> _WHAT IS REQUIRED_: Output the full listing word for word.

****

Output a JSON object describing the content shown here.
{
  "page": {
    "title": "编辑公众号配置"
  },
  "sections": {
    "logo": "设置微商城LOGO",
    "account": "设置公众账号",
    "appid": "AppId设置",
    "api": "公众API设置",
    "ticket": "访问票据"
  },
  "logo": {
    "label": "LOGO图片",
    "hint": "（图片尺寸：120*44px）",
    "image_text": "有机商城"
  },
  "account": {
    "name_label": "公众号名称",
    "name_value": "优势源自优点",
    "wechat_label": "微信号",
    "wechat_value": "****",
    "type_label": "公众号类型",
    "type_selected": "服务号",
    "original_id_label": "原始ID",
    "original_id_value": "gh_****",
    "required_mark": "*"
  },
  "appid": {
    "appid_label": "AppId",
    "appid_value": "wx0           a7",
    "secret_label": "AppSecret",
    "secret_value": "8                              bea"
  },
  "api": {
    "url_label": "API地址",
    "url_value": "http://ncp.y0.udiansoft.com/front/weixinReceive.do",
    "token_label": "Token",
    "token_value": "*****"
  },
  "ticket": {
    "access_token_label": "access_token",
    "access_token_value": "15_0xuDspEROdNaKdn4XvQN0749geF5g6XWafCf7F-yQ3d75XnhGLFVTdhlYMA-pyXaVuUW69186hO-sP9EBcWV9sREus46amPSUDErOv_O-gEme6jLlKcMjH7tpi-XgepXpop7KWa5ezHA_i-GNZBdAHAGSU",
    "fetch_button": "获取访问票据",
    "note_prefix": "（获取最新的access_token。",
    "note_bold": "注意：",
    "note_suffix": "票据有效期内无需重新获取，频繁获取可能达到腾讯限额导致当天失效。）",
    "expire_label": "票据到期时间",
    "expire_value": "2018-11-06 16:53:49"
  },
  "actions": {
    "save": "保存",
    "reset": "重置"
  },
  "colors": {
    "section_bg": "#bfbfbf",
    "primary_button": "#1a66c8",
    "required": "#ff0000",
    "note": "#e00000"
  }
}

****

> _ANSWER IN FULL_:
Output a JSON object describing the content shown here.
{
  "page": {
    "title": "编辑公众号配置"
  },
  "sections": {
    "logo": "设置微商城LOGO",
    "account": "设置公众账号",
    "appid": "AppId设置",
    "api": "公众API设置",
    "ticket": "访问票据"
  },
  "logo": {
    "label": "LOGO图片",
    "hint": "（图片尺寸：120*44px）",
    "image_text": "有机商城"
  },
  "account": {
    "name_label": "公众号名称",
    "name_value": "优势源自优点",
    "wechat_label": "微信号",
    "wechat_value": "****",
    "type_label": "公众号类型",
    "type_selected": "服务号",
    "original_id_label": "原始ID",
    "original_id_value": "gh_****",
    "required_mark": "*"
  },
  "appid": {
    "appid_label": "AppId",
    "appid_value": "wx0           a7",
    "secret_label": "AppSecret",
    "secret_value": "8                              bea"
  },
  "api": {
    "url_label": "API地址",
    "url_value": "http://ncp.y0.udiansoft.com/front/weixinReceive.do",
    "token_label": "Token",
    "token_value": "*****"
  },
  "ticket": {
    "access_token_label": "access_token",
    "access_token_value": "15_0xuDspEROdNaKdn4XvQN0749geF5g6XWafCf7F-yQ3d75XnhGLFVTdhlYMA-pyXaVuUW69186hO-sP9EBcWV9sREus46amPSUDErOv_O-gEme6jLlKcMjH7tpi-XgepXpop7KWa5ezHA_i-GNZBdAHAGSU",
    "fetch_button": "获取访问票据",
    "note_prefix": "（获取最新的access_token。",
    "note_bold": "注意：",
    "note_suffix": "票据有效期内无需重新获取，频繁获取可能达到腾讯限额导致当天失效。）",
    "expire_label": "票据到期时间",
    "expire_value": "2018-11-06 16:53:49"
  },
  "actions": {
    "save": "保存",
    "reset": "重置"
  },
  "colors": {
    "section_bg": "#bfbfbf",
    "primary_button": "#1a66c8",
    "required": "#ff0000",
    "note": "#e00000"
  }
}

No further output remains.